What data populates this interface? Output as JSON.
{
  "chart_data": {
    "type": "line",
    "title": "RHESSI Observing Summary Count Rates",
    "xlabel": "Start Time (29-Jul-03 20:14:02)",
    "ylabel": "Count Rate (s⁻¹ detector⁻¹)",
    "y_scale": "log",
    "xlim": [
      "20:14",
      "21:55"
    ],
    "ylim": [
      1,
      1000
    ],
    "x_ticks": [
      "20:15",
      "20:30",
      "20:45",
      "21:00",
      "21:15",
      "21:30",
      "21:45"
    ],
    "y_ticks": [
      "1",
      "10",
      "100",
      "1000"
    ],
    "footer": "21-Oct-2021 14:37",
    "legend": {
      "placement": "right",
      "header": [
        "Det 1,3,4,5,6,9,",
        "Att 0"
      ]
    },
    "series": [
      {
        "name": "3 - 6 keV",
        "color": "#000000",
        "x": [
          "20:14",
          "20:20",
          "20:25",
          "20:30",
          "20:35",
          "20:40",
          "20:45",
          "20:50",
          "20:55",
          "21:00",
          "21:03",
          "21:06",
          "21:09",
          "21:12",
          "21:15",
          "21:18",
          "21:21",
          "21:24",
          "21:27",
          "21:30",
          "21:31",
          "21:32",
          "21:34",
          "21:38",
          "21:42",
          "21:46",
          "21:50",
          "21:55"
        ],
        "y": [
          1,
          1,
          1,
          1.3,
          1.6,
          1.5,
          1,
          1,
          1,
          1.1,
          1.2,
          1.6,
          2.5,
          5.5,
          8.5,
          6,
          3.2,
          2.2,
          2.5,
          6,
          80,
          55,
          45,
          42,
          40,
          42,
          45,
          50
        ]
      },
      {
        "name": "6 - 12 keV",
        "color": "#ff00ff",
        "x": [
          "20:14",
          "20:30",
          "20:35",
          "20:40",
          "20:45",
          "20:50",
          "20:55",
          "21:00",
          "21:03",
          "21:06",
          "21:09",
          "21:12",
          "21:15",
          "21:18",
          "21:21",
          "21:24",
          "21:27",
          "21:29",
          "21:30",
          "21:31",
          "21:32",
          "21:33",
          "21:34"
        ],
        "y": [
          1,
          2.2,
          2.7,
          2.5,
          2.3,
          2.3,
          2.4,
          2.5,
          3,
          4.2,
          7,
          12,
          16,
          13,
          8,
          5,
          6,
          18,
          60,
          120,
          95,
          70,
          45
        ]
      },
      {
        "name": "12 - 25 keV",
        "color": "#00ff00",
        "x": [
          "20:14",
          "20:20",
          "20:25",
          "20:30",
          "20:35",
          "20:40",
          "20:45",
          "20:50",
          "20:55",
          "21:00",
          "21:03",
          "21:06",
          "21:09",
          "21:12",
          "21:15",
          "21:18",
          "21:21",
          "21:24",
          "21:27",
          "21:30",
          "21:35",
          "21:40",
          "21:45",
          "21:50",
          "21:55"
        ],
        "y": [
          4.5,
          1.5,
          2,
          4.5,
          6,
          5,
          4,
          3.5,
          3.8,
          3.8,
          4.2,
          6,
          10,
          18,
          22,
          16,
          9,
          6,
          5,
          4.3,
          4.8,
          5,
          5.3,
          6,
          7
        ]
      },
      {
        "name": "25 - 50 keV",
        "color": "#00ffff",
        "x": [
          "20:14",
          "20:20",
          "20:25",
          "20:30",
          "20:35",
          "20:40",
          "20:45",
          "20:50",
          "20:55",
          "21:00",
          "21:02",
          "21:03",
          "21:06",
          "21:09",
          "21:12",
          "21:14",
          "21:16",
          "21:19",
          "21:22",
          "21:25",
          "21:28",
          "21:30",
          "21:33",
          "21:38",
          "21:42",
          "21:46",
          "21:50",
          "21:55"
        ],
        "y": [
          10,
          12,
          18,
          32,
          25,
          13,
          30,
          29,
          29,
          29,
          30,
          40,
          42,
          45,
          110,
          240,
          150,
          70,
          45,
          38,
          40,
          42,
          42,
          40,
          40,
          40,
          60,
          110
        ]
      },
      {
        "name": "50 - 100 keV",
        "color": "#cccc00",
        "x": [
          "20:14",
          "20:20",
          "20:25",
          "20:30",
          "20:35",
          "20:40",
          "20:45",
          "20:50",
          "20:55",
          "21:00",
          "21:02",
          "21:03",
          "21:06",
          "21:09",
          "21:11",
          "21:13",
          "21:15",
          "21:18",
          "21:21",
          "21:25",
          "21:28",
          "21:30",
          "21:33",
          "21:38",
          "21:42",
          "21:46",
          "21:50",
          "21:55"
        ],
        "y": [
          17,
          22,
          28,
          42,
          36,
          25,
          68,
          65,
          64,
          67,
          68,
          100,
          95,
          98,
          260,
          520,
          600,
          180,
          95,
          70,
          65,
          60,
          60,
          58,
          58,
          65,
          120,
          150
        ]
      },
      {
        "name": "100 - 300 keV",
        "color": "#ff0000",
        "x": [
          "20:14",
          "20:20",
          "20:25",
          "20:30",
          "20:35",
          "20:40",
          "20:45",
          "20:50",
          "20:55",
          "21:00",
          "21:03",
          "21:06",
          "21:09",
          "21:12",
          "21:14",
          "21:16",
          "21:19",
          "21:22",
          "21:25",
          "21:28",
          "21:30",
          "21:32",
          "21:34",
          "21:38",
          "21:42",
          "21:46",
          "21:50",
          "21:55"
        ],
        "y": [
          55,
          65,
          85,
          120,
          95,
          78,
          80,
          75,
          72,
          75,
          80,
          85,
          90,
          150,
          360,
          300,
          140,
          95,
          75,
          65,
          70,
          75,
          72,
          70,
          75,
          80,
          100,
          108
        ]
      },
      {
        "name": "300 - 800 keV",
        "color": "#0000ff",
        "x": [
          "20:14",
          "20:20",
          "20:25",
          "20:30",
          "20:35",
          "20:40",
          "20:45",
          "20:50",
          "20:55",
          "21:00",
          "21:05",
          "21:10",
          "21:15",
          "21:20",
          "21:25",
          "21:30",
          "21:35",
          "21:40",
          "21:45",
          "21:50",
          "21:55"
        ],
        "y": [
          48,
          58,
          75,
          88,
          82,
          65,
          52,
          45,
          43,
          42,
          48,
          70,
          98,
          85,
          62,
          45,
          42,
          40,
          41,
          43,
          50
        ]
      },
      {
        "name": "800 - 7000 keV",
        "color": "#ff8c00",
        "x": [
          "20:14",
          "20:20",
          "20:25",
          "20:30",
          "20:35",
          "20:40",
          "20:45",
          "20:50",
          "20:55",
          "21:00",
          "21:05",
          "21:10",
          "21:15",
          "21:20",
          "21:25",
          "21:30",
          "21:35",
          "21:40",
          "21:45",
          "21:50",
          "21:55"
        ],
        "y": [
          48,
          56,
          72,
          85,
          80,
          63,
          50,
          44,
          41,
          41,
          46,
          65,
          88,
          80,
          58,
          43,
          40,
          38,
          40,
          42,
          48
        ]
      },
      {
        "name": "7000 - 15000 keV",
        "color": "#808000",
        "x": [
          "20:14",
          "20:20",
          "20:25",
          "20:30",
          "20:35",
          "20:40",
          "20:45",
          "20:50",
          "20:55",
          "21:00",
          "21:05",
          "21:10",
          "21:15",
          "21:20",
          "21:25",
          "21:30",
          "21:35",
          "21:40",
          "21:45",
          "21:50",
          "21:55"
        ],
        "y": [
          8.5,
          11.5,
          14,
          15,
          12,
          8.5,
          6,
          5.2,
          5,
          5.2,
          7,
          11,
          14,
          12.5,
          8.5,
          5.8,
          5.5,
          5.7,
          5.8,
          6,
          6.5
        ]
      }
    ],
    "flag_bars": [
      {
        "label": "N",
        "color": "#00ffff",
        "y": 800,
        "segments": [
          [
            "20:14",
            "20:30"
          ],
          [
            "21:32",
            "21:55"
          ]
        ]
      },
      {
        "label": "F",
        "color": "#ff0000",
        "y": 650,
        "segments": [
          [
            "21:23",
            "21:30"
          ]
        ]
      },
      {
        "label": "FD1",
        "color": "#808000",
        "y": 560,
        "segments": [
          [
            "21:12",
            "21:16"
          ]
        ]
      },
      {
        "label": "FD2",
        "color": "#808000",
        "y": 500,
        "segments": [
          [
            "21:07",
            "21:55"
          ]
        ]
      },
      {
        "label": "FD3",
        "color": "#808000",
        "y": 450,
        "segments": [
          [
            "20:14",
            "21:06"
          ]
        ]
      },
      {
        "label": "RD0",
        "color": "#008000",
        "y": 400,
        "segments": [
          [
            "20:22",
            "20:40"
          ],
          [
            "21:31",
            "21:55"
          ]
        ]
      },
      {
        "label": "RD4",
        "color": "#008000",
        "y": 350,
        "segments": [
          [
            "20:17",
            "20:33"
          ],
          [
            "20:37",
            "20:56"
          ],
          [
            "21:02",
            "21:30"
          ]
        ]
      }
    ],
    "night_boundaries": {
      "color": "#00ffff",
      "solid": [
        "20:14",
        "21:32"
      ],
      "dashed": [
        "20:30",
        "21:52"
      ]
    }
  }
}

++++++++

## [Given problem]
Copy out every line in the listing where the word "Count" appears.

## [Task solution]
    "title": "RHESSI Observing Summary Count Rates",
    "ylabel": "Count Rate (s⁻¹ detector⁻¹)",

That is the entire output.